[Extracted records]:
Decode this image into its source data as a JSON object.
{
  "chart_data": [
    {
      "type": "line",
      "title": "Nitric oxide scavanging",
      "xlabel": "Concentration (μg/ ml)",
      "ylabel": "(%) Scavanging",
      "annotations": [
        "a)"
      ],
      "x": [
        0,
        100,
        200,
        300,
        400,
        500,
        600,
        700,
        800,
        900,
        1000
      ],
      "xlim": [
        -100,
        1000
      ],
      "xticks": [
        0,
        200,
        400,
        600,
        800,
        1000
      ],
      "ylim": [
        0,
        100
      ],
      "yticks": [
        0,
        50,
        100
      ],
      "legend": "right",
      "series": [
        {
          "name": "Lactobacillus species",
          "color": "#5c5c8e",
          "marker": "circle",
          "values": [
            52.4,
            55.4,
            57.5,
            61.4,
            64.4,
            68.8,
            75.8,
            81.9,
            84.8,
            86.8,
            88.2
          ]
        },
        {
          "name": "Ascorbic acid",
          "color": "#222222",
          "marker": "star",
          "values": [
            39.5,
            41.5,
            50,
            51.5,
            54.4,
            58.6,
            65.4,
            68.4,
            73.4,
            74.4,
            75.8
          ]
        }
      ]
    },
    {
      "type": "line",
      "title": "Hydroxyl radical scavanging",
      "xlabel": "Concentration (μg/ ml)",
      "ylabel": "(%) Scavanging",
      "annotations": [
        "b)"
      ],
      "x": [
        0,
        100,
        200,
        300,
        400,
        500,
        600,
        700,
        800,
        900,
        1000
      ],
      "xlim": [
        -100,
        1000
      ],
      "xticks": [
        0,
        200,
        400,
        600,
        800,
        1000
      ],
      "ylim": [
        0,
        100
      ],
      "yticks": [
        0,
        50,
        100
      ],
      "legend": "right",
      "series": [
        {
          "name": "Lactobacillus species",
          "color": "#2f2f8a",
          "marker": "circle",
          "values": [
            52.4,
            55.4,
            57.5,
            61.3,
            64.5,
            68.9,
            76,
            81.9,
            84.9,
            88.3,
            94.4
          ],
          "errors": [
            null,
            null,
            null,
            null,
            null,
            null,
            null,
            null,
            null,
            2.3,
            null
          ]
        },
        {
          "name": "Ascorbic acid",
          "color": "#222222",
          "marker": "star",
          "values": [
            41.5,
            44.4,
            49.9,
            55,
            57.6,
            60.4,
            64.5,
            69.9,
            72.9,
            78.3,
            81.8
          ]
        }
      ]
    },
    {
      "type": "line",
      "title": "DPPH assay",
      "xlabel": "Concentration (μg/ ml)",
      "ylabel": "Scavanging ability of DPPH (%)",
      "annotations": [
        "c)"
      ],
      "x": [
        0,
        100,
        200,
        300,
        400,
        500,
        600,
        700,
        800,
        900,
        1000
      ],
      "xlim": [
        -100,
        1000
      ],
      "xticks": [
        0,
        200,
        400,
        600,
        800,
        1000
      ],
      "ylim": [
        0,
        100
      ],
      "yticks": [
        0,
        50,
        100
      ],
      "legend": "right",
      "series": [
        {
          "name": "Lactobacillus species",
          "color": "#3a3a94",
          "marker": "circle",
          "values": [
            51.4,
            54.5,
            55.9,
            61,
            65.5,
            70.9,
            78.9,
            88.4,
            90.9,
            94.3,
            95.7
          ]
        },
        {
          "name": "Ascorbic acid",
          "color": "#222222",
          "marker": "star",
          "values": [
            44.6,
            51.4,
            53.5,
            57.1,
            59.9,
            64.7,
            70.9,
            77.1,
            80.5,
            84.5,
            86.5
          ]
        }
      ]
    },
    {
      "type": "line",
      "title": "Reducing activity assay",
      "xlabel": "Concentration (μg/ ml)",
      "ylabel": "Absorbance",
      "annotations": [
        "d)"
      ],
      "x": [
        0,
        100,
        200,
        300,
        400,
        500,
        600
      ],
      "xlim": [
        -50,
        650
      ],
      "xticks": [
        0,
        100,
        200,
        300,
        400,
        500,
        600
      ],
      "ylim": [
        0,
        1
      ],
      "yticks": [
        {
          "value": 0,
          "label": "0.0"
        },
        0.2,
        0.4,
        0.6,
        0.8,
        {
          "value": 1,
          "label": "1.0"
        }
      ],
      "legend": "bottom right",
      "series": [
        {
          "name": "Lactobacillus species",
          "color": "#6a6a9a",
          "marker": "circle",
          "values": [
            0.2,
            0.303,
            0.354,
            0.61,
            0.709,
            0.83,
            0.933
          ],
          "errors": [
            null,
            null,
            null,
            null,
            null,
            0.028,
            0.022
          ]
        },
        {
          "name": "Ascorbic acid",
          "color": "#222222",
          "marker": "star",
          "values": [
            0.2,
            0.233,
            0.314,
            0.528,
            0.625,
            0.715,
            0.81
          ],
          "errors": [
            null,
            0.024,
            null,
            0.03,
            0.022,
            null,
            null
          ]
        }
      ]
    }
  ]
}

[Exercise description]: Go through the records above and write each one out again exactly.

[Answer area]:
Decode this image into its source data as a JSON object.
{
  "chart_data": [
    {
      "type": "line",
      "title": "Nitric oxide scavanging",
      "xlabel": "Concentration (μg/ ml)",
      "ylabel": "(%) Scavanging",
      "annotations": [
        "a)"
      ],
      "x": [
        0,
        100,
        200,
        300,
        400,
        500,
        600,
        700,
        800,
        900,
        1000
      ],
      "xlim": [
        -100,
        1000
      ],
      "xticks": [
        0,
        200,
        400,
        600,
        800,
        1000
      ],
      "ylim": [
        0,
        100
      ],
      "yticks": [
        0,
        50,
        100
      ],
      "legend": "right",
      "series": [
        {
          "name": "Lactobacillus species",
          "color": "#5c5c8e",
          "marker": "circle",
          "values": [
            52.4,
            55.4,
            57.5,
            61.4,
            64.4,
            68.8,
            75.8,
            81.9,
            84.8,
            86.8,
            88.2
          ]
        },
        {
          "name": "Ascorbic acid",
          "color": "#222222",
          "marker": "star",
          "values": [
            39.5,
            41.5,
            50,
            51.5,
            54.4,
            58.6,
            65.4,
            68.4,
            73.4,
            74.4,
            75.8
          ]
        }
      ]
    },
    {
      "type": "line",
      "title": "Hydroxyl radical scavanging",
      "xlabel": "Concentration (μg/ ml)",
      "ylabel": "(%) Scavanging",
      "annotations": [
        "b)"
      ],
      "x": [
        0,
        100,
        200,
        300,
        400,
        500,
        600,
        700,
        800,
        900,
        1000
      ],
      "xlim": [
        -100,
        1000
      ],
      "xticks": [
        0,
        200,
        400,
        600,
        800,
        1000
      ],
      "ylim": [
        0,
        100
      ],
      "yticks": [
        0,
        50,
        100
      ],
      "legend": "right",
      "series": [
        {
          "name": "Lactobacillus species",
          "color": "#2f2f8a",
          "marker": "circle",
          "values": [
            52.4,
            55.4,
            57.5,
            61.3,
            64.5,
            68.9,
            76,
            81.9,
            84.9,
            88.3,
            94.4
          ],
          "errors": [
            null,
            null,
            null,
            null,
            null,
            null,
            null,
            null,
            null,
            2.3,
            null
          ]
        },
        {
          "name": "Ascorbic acid",
          "color": "#222222",
          "marker": "star",
          "values": [
            41.5,
            44.4,
            49.9,
            55,
            57.6,
            60.4,
            64.5,
            69.9,
            72.9,
            78.3,
            81.8
          ]
        }
      ]
    },
    {
      "type": "line",
      "title": "DPPH assay",
      "xlabel": "Concentration (μg/ ml)",
      "ylabel": "Scavanging ability of DPPH (%)",
      "annotations": [
        "c)"
      ],
      "x": [
        0,
        100,
        200,
        300,
        400,
        500,
        600,
        700,
        800,
        900,
        1000
      ],
      "xlim": [
        -100,
        1000
      ],
      "xticks": [
        0,
        200,
        400,
        600,
        800,
        1000
      ],
      "ylim": [
        0,
        100
      ],
      "yticks": [
        0,
        50,
        100
      ],
      "legend": "right",
      "series": [
        {
          "name": "Lactobacillus species",
          "color": "#3a3a94",
          "marker": "circle",
          "values": [
            51.4,
            54.5,
            55.9,
            61,
            65.5,
            70.9,
            78.9,
            88.4,
            90.9,
            94.3,
            95.7
          ]
        },
        {
          "name": "Ascorbic acid",
          "color": "#222222",
          "marker": "star",
          "values": [
            44.6,
            51.4,
            53.5,
            57.1,
            59.9,
            64.7,
            70.9,
            77.1,
            80.5,
            84.5,
            86.5
          ]
        }
      ]
    },
    {
      "type": "line",
      "title": "Reducing activity assay",
      "xlabel": "Concentration (μg/ ml)",
      "ylabel": "Absorbance",
      "annotations": [
        "d)"
      ],
      "x": [
        0,
        100,
        200,
        300,
        400,
        500,
        600
      ],
      "xlim": [
        -50,
        650
      ],
      "xticks": [
        0,
        100,
        200,
        300,
        400,
        500,
        600
      ],
      "ylim": [
        0,
        1
      ],
      "yticks": [
        {
          "value": 0,
          "label": "0.0"
        },
        0.2,
        0.4,
        0.6,
        0.8,
        {
          "value": 1,
          "label": "1.0"
        }
      ],
      "legend": "bottom right",
      "series": [
        {
          "name": "Lactobacillus species",
          "color": "#6a6a9a",
          "marker": "circle",
          "values": [
            0.2,
            0.303,
            0.354,
            0.61,
            0.709,
            0.83,
            0.933
          ],
          "errors": [
            null,
            null,
            null,
            null,
            null,
            0.028,
            0.022
          ]
        },
        {
          "name": "Ascorbic acid",
          "color": "#222222",
          "marker": "star",
          "values": [
            0.2,
            0.233,
            0.314,
            0.528,
            0.625,
            0.715,
            0.81
          ],
          "errors": [
            null,
            0.024,
            null,
            0.03,
            0.022,
            null,
            null
          ]
        }
      ]
    }
  ]
}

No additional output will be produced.